→ Stated exercise:
Pick out every line with the word "Recall" and copy it.

------ Excerpted records

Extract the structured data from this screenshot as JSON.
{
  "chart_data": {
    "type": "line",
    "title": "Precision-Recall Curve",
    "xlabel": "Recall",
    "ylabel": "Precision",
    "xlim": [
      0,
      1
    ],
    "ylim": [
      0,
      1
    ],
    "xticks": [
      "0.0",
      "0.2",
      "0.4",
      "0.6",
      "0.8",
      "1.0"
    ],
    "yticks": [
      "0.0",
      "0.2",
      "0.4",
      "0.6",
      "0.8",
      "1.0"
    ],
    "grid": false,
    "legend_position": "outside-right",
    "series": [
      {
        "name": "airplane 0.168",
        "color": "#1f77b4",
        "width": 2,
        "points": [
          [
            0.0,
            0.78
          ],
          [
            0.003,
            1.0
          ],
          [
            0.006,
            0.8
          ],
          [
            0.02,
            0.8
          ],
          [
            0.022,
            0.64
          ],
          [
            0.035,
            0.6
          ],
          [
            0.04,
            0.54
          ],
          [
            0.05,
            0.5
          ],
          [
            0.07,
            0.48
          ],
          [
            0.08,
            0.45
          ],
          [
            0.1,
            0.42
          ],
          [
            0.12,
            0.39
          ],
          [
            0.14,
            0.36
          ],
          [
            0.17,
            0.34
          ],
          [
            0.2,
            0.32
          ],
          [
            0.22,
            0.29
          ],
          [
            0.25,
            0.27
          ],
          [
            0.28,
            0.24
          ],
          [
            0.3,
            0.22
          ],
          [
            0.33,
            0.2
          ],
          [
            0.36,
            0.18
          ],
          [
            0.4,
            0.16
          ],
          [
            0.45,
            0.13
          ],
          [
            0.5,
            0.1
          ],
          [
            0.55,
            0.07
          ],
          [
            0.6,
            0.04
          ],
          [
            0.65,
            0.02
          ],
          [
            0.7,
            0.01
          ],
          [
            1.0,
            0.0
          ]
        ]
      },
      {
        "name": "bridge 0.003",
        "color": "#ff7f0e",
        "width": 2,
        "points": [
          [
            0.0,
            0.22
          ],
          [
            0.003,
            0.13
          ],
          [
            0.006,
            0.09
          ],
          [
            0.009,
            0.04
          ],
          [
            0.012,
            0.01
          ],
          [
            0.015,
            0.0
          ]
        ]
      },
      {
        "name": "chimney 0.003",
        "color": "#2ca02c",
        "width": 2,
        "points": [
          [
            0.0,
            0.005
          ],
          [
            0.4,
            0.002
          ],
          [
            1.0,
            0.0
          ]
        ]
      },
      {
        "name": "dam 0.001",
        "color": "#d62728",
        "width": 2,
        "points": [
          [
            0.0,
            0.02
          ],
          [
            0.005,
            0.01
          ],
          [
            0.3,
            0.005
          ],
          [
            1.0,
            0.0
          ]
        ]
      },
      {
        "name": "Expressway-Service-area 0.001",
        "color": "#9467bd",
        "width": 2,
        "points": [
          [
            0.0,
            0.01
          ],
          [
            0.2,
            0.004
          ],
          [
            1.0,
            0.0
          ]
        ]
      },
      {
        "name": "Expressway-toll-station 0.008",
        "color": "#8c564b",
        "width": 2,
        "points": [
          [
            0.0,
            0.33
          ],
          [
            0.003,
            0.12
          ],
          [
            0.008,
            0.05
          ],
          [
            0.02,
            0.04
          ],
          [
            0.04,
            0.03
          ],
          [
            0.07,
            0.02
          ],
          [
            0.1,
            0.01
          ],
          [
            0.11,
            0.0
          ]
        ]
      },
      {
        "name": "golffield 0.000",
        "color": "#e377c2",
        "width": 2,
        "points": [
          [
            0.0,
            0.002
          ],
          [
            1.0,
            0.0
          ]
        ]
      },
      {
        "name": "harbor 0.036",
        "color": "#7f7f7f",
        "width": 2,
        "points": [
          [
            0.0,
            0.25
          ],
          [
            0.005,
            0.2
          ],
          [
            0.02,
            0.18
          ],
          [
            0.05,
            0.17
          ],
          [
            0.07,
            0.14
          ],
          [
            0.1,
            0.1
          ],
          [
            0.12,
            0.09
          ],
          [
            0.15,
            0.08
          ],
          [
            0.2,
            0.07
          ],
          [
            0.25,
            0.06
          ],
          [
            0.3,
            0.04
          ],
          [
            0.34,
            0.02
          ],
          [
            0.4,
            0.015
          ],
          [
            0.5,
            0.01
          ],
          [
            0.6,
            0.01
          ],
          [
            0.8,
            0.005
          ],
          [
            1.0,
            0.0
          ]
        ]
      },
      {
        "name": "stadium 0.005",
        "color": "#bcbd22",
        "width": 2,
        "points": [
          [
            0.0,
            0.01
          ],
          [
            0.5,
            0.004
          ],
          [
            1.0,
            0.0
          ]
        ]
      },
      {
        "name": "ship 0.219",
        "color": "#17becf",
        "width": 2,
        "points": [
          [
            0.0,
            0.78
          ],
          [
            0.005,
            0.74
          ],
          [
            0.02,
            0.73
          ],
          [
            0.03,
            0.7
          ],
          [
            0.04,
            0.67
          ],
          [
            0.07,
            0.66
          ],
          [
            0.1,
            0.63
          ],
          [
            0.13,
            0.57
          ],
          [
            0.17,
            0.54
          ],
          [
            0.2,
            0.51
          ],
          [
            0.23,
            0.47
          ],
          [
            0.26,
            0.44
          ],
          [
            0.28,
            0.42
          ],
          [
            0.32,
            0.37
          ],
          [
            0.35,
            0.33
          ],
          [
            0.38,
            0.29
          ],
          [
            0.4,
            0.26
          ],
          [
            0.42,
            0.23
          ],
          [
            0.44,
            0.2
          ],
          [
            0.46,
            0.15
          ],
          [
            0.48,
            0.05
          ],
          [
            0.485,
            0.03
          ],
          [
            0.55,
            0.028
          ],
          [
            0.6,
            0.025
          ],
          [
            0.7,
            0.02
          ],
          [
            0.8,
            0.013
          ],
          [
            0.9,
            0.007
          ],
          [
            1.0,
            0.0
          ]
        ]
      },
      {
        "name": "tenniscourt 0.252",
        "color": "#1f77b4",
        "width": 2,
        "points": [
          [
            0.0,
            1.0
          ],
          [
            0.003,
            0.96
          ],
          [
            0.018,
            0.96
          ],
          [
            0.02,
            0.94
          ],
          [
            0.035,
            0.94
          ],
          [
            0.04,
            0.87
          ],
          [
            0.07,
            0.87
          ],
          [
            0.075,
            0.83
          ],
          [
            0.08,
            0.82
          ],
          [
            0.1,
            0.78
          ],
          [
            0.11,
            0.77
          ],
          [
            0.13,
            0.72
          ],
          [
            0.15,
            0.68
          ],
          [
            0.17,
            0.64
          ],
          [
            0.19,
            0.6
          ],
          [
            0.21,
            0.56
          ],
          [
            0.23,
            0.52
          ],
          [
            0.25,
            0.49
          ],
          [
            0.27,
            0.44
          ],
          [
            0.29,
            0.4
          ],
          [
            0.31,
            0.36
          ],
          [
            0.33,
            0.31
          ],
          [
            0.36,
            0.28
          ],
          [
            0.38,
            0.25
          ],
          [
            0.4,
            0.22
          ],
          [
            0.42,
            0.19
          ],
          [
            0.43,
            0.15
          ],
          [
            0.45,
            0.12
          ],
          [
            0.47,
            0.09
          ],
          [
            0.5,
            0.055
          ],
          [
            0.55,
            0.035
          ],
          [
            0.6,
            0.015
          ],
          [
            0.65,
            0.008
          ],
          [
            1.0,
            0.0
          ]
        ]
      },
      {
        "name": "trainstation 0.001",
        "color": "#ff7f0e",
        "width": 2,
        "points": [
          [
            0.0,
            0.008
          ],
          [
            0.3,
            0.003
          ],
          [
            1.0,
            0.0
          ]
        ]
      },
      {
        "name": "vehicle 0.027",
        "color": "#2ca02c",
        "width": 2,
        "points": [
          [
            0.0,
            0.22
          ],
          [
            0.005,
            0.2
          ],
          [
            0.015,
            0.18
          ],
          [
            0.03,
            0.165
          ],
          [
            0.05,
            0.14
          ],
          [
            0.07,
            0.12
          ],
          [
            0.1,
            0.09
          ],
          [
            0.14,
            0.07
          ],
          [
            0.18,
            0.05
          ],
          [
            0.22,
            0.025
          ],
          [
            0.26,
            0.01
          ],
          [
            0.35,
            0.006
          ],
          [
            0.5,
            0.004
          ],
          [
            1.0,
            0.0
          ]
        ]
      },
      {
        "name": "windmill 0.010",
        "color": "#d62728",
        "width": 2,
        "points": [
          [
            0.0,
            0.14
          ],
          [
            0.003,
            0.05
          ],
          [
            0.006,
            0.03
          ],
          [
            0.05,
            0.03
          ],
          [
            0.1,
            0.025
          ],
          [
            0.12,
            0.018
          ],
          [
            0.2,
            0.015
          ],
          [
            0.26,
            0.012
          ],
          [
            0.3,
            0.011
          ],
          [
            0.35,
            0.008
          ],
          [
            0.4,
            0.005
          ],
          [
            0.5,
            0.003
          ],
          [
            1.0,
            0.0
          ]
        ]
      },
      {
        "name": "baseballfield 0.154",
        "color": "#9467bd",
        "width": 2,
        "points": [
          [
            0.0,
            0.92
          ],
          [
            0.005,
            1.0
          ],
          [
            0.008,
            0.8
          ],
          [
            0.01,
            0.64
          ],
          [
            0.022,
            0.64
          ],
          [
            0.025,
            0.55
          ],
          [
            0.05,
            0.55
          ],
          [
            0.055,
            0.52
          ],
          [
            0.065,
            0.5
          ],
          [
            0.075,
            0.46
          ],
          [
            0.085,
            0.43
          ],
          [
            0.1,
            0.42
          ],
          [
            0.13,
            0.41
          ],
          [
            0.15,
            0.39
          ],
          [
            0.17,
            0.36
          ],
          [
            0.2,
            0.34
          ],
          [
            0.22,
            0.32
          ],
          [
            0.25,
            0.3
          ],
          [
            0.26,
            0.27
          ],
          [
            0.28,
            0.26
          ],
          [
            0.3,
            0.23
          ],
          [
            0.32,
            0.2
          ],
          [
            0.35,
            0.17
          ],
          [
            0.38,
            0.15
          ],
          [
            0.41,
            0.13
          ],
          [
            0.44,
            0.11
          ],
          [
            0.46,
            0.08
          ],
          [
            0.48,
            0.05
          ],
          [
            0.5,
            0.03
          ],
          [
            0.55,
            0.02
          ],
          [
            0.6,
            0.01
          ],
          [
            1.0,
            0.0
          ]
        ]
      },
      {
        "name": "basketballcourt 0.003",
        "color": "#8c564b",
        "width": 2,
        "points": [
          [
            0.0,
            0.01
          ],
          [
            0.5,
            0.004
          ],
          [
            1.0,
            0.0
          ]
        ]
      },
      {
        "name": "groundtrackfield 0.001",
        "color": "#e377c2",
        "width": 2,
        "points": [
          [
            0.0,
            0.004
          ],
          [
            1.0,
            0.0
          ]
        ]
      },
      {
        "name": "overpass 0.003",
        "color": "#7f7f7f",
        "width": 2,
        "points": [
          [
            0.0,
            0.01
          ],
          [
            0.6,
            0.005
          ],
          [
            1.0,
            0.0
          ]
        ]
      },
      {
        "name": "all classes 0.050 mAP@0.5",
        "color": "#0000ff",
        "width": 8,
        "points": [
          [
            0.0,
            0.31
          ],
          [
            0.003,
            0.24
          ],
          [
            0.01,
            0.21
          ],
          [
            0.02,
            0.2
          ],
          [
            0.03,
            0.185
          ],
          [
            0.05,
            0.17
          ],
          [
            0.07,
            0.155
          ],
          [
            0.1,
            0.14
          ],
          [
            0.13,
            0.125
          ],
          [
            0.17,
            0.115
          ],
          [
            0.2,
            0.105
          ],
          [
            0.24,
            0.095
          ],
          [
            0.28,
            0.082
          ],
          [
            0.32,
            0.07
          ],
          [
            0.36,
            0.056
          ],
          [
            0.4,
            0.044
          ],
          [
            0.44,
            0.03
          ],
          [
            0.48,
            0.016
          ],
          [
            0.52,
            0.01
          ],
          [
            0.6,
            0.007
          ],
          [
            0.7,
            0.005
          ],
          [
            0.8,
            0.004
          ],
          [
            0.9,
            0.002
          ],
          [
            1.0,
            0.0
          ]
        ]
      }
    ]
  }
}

------------

→ Task solution:
    "title": "Precision-Recall Curve",
    "xlabel": "Recall",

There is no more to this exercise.